** THE PROBLEM **
Print the data that follows exactly.

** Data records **
--- start ---
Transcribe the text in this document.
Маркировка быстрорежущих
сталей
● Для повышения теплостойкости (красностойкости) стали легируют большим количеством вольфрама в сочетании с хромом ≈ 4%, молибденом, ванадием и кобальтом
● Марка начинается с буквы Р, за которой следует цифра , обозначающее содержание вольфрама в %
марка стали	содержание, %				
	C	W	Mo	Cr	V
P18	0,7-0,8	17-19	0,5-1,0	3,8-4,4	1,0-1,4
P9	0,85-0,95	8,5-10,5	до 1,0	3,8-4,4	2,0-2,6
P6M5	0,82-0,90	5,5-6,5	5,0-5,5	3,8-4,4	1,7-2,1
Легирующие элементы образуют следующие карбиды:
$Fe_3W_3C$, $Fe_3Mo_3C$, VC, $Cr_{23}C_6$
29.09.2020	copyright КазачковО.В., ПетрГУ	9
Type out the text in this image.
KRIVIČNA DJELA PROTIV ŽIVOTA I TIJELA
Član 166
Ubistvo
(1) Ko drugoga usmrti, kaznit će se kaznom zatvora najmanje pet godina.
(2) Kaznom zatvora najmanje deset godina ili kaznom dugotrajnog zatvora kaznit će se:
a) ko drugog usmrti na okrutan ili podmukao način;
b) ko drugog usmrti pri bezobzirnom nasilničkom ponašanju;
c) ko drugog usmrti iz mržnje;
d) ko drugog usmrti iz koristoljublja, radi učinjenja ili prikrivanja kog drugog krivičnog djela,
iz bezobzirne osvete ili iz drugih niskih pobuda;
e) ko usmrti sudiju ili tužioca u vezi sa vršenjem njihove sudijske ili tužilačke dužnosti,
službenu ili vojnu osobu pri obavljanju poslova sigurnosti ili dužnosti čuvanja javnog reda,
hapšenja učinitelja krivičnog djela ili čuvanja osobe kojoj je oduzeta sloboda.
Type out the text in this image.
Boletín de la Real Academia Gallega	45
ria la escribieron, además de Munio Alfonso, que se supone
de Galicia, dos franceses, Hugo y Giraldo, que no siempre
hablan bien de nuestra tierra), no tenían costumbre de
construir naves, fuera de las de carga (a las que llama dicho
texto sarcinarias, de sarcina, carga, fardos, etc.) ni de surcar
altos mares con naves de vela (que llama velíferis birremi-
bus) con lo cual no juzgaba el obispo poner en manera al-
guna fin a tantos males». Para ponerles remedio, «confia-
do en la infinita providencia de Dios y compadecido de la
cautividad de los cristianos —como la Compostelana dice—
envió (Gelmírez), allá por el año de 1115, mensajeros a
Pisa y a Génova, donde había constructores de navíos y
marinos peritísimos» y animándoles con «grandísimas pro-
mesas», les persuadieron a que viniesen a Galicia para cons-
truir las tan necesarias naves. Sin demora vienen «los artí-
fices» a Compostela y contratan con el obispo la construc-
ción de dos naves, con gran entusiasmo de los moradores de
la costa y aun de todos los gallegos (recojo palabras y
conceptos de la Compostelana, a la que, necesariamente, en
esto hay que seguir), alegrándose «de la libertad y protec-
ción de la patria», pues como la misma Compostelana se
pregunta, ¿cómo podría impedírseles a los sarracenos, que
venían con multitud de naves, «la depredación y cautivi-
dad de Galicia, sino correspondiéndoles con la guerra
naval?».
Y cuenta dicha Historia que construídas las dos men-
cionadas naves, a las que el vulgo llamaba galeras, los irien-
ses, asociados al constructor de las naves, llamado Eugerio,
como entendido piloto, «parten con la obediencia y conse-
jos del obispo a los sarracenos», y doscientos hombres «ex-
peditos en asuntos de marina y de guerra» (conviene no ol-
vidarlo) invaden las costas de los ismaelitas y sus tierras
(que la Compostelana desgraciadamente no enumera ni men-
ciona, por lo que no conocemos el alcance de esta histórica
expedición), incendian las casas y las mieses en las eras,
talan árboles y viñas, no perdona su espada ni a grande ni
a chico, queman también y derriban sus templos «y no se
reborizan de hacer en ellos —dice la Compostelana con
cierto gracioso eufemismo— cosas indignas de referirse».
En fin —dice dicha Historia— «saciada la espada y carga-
--- end ---
** COMPLETE RESPONSE **
Transcribe the text in this document.
Маркировка быстрорежущих
сталей
● Для повышения теплостойкости (красностойкости) стали легируют большим количеством вольфрама в сочетании с хромом ≈ 4%, молибденом, ванадием и кобальтом
● Марка начинается с буквы Р, за которой следует цифра , обозначающее содержание вольфрама в %
марка стали	содержание, %				
	C	W	Mo	Cr	V
P18	0,7-0,8	17-19	0,5-1,0	3,8-4,4	1,0-1,4
P9	0,85-0,95	8,5-10,5	до 1,0	3,8-4,4	2,0-2,6
P6M5	0,82-0,90	5,5-6,5	5,0-5,5	3,8-4,4	1,7-2,1
Легирующие элементы образуют следующие карбиды:
$Fe_3W_3C$, $Fe_3Mo_3C$, VC, $Cr_{23}C_6$
29.09.2020	copyright КазачковО.В., ПетрГУ	9
Type out the text in this image.
KRIVIČNA DJELA PROTIV ŽIVOTA I TIJELA
Član 166
Ubistvo
(1) Ko drugoga usmrti, kaznit će se kaznom zatvora najmanje pet godina.
(2) Kaznom zatvora najmanje deset godina ili kaznom dugotrajnog zatvora kaznit će se:
a) ko drugog usmrti na okrutan ili podmukao način;
b) ko drugog usmrti pri bezobzirnom nasilničkom ponašanju;
c) ko drugog usmrti iz mržnje;
d) ko drugog usmrti iz koristoljublja, radi učinjenja ili prikrivanja kog drugog krivičnog djela,
iz bezobzirne osvete ili iz drugih niskih pobuda;
e) ko usmrti sudiju ili tužioca u vezi sa vršenjem njihove sudijske ili tužilačke dužnosti,
službenu ili vojnu osobu pri obavljanju poslova sigurnosti ili dužnosti čuvanja javnog reda,
hapšenja učinitelja krivičnog djela ili čuvanja osobe kojoj je oduzeta sloboda.
Type out the text in this image.
Boletín de la Real Academia Gallega	45
ria la escribieron, además de Munio Alfonso, que se supone
de Galicia, dos franceses, Hugo y Giraldo, que no siempre
hablan bien de nuestra tierra), no tenían costumbre de
construir naves, fuera de las de carga (a las que llama dicho
texto sarcinarias, de sarcina, carga, fardos, etc.) ni de surcar
altos mares con naves de vela (que llama velíferis birremi-
bus) con lo cual no juzgaba el obispo poner en manera al-
guna fin a tantos males». Para ponerles remedio, «confia-
do en la infinita providencia de Dios y compadecido de la
cautividad de los cristianos —como la Compostelana dice—
envió (Gelmírez), allá por el año de 1115, mensajeros a
Pisa y a Génova, donde había constructores de navíos y
marinos peritísimos» y animándoles con «grandísimas pro-
mesas», les persuadieron a que viniesen a Galicia para cons-
truir las tan necesarias naves. Sin demora vienen «los artí-
fices» a Compostela y contratan con el obispo la construc-
ción de dos naves, con gran entusiasmo de los moradores de
la costa y aun de todos los gallegos (recojo palabras y
conceptos de la Compostelana, a la que, necesariamente, en
esto hay que seguir), alegrándose «de la libertad y protec-
ción de la patria», pues como la misma Compostelana se
pregunta, ¿cómo podría impedírseles a los sarracenos, que
venían con multitud de naves, «la depredación y cautivi-
dad de Galicia, sino correspondiéndoles con la guerra
naval?».
Y cuenta dicha Historia que construídas las dos men-
cionadas naves, a las que el vulgo llamaba galeras, los irien-
ses, asociados al constructor de las naves, llamado Eugerio,
como entendido piloto, «parten con la obediencia y conse-
jos del obispo a los sarracenos», y doscientos hombres «ex-
peditos en asuntos de marina y de guerra» (conviene no ol-
vidarlo) invaden las costas de los ismaelitas y sus tierras
(que la Compostelana desgraciadamente no enumera ni men-
ciona, por lo que no conocemos el alcance de esta histórica
expedición), incendian las casas y las mieses en las eras,
talan árboles y viñas, no perdona su espada ni a grande ni
a chico, queman también y derriban sus templos «y no se
reborizan de hacer en ellos —dice la Compostelana con
cierto gracioso eufemismo— cosas indignas de referirse».
En fin —dice dicha Historia— «saciada la espada y carga-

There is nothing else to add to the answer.